::: Stored rows

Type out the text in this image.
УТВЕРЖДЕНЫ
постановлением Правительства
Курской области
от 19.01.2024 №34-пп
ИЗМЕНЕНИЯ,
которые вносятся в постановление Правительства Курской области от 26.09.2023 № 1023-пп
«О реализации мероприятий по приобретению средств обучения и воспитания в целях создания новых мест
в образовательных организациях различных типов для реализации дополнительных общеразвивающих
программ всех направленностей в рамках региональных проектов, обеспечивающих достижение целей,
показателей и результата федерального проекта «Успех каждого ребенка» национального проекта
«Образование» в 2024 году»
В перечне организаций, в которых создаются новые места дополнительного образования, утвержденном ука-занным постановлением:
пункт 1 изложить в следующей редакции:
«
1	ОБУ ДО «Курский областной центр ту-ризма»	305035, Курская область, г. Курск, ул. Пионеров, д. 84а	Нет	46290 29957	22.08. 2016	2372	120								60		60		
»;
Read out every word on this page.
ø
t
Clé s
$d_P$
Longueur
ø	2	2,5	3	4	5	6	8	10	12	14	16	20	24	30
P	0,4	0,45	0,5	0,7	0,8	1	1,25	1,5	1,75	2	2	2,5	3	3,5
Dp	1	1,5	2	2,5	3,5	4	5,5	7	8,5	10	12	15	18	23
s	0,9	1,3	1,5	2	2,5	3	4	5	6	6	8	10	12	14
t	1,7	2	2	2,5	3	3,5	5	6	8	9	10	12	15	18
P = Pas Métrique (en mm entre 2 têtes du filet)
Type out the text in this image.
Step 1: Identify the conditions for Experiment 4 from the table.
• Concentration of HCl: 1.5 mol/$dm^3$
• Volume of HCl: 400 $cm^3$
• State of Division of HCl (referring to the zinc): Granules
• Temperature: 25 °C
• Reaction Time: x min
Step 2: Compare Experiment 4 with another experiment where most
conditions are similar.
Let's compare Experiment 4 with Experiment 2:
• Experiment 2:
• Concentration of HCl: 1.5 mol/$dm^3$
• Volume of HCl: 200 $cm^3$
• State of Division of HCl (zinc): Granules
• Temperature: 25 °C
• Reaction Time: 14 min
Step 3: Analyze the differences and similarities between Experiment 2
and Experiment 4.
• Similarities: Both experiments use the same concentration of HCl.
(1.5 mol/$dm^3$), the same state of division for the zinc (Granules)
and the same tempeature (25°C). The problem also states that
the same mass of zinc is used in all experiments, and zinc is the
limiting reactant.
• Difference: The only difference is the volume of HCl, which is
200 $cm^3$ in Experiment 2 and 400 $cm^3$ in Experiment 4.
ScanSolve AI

::::::

■ **What to work on**: Output the line that contains "Read out every word on this page.", followed by every later line in the listing, with no line omitted and none added.

■ **Solved exercise**:
Read out every word on this page.
ø
t
Clé s
$d_P$
Longueur
ø	2	2,5	3	4	5	6	8	10	12	14	16	20	24	30
P	0,4	0,45	0,5	0,7	0,8	1	1,25	1,5	1,75	2	2	2,5	3	3,5
Dp	1	1,5	2	2,5	3,5	4	5,5	7	8,5	10	12	15	18	23
s	0,9	1,3	1,5	2	2,5	3	4	5	6	6	8	10	12	14
t	1,7	2	2	2,5	3	3,5	5	6	8	9	10	12	15	18
P = Pas Métrique (en mm entre 2 têtes du filet)
Type out the text in this image.
Step 1: Identify the conditions for Experiment 4 from the table.
• Concentration of HCl: 1.5 mol/$dm^3$
• Volume of HCl: 400 $cm^3$
• State of Division of HCl (referring to the zinc): Granules
• Temperature: 25 °C
• Reaction Time: x min
Step 2: Compare Experiment 4 with another experiment where most
conditions are similar.
Let's compare Experiment 4 with Experiment 2:
• Experiment 2:
• Concentration of HCl: 1.5 mol/$dm^3$
• Volume of HCl: 200 $cm^3$
• State of Division of HCl (zinc): Granules
• Temperature: 25 °C
• Reaction Time: 14 min
Step 3: Analyze the differences and similarities between Experiment 2
and Experiment 4.
• Similarities: Both experiments use the same concentration of HCl.
(1.5 mol/$dm^3$), the same state of division for the zinc (Granules)
and the same tempeature (25°C). The problem also states that
the same mass of zinc is used in all experiments, and zinc is the
limiting reactant.
• Difference: The only difference is the volume of HCl, which is
200 $cm^3$ in Experiment 2 and 400 $cm^3$ in Experiment 4.
ScanSolve AI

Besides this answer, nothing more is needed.